■ OBJECTIVE ■
Repeat the full listing, word for word.

■ PROVIDED RECORDS ■
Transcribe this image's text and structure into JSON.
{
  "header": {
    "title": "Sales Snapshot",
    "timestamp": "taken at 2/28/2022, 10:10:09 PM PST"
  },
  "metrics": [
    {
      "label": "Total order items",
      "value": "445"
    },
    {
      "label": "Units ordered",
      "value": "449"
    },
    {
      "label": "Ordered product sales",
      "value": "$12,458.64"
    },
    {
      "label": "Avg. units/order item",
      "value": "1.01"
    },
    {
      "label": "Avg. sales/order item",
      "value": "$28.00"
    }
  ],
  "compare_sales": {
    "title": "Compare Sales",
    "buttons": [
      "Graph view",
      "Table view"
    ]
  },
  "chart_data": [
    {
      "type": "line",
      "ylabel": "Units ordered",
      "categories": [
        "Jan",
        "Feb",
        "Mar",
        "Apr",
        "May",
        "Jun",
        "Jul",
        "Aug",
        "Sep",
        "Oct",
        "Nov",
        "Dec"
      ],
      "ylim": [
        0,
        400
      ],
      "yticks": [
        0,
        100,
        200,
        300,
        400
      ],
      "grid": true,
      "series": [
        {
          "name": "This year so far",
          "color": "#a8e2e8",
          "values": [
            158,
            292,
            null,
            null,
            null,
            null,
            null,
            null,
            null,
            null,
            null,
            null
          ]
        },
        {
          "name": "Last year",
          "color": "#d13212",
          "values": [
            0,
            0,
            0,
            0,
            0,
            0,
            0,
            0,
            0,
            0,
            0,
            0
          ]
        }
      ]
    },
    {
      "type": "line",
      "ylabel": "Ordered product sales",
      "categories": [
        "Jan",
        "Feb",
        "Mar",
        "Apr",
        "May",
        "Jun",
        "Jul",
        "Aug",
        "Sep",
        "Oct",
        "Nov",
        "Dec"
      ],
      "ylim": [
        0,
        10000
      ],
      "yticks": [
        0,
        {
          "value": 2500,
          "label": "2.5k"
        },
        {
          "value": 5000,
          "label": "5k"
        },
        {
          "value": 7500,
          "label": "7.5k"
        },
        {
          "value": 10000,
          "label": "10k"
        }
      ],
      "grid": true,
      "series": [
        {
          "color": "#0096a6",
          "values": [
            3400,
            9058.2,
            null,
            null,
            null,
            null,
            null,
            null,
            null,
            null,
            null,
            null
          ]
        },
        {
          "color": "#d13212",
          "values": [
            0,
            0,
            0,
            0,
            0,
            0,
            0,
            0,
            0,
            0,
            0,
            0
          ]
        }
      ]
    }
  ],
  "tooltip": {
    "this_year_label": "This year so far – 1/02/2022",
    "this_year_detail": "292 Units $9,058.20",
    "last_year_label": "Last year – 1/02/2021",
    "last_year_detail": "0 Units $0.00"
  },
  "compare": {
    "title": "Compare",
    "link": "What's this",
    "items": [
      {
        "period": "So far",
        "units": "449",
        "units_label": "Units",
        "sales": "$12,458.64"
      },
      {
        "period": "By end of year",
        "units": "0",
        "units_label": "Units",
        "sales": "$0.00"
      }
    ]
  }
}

■ EXPECTED ANSWER ■
Transcribe this image's text and structure into JSON.
{
  "header": {
    "title": "Sales Snapshot",
    "timestamp": "taken at 2/28/2022, 10:10:09 PM PST"
  },
  "metrics": [
    {
      "label": "Total order items",
      "value": "445"
    },
    {
      "label": "Units ordered",
      "value": "449"
    },
    {
      "label": "Ordered product sales",
      "value": "$12,458.64"
    },
    {
      "label": "Avg. units/order item",
      "value": "1.01"
    },
    {
      "label": "Avg. sales/order item",
      "value": "$28.00"
    }
  ],
  "compare_sales": {
    "title": "Compare Sales",
    "buttons": [
      "Graph view",
      "Table view"
    ]
  },
  "chart_data": [
    {
      "type": "line",
      "ylabel": "Units ordered",
      "categories": [
        "Jan",
        "Feb",
        "Mar",
        "Apr",
        "May",
        "Jun",
        "Jul",
        "Aug",
        "Sep",
        "Oct",
        "Nov",
        "Dec"
      ],
      "ylim": [
        0,
        400
      ],
      "yticks": [
        0,
        100,
        200,
        300,
        400
      ],
      "grid": true,
      "series": [
        {
          "name": "This year so far",
          "color": "#a8e2e8",
          "values": [
            158,
            292,
            null,
            null,
            null,
            null,
            null,
            null,
            null,
            null,
            null,
            null
          ]
        },
        {
          "name": "Last year",
          "color": "#d13212",
          "values": [
            0,
            0,
            0,
            0,
            0,
            0,
            0,
            0,
            0,
            0,
            0,
            0
          ]
        }
      ]
    },
    {
      "type": "line",
      "ylabel": "Ordered product sales",
      "categories": [
        "Jan",
        "Feb",
        "Mar",
        "Apr",
        "May",
        "Jun",
        "Jul",
        "Aug",
        "Sep",
        "Oct",
        "Nov",
        "Dec"
      ],
      "ylim": [
        0,
        10000
      ],
      "yticks": [
        0,
        {
          "value": 2500,
          "label": "2.5k"
        },
        {
          "value": 5000,
          "label": "5k"
        },
        {
          "value": 7500,
          "label": "7.5k"
        },
        {
          "value": 10000,
          "label": "10k"
        }
      ],
      "grid": true,
      "series": [
        {
          "color": "#0096a6",
          "values": [
            3400,
            9058.2,
            null,
            null,
            null,
            null,
            null,
            null,
            null,
            null,
            null,
            null
          ]
        },
        {
          "color": "#d13212",
          "values": [
            0,
            0,
            0,
            0,
            0,
            0,
            0,
            0,
            0,
            0,
            0,
            0
          ]
        }
      ]
    }
  ],
  "tooltip": {
    "this_year_label": "This year so far – 1/02/2022",
    "this_year_detail": "292 Units $9,058.20",
    "last_year_label": "Last year – 1/02/2021",
    "last_year_detail": "0 Units $0.00"
  },
  "compare": {
    "title": "Compare",
    "link": "What's this",
    "items": [
      {
        "period": "So far",
        "units": "449",
        "units_label": "Units",
        "sales": "$12,458.64"
      },
      {
        "period": "By end of year",
        "units": "0",
        "units_label": "Units",
        "sales": "$0.00"
      }
    ]
  }
}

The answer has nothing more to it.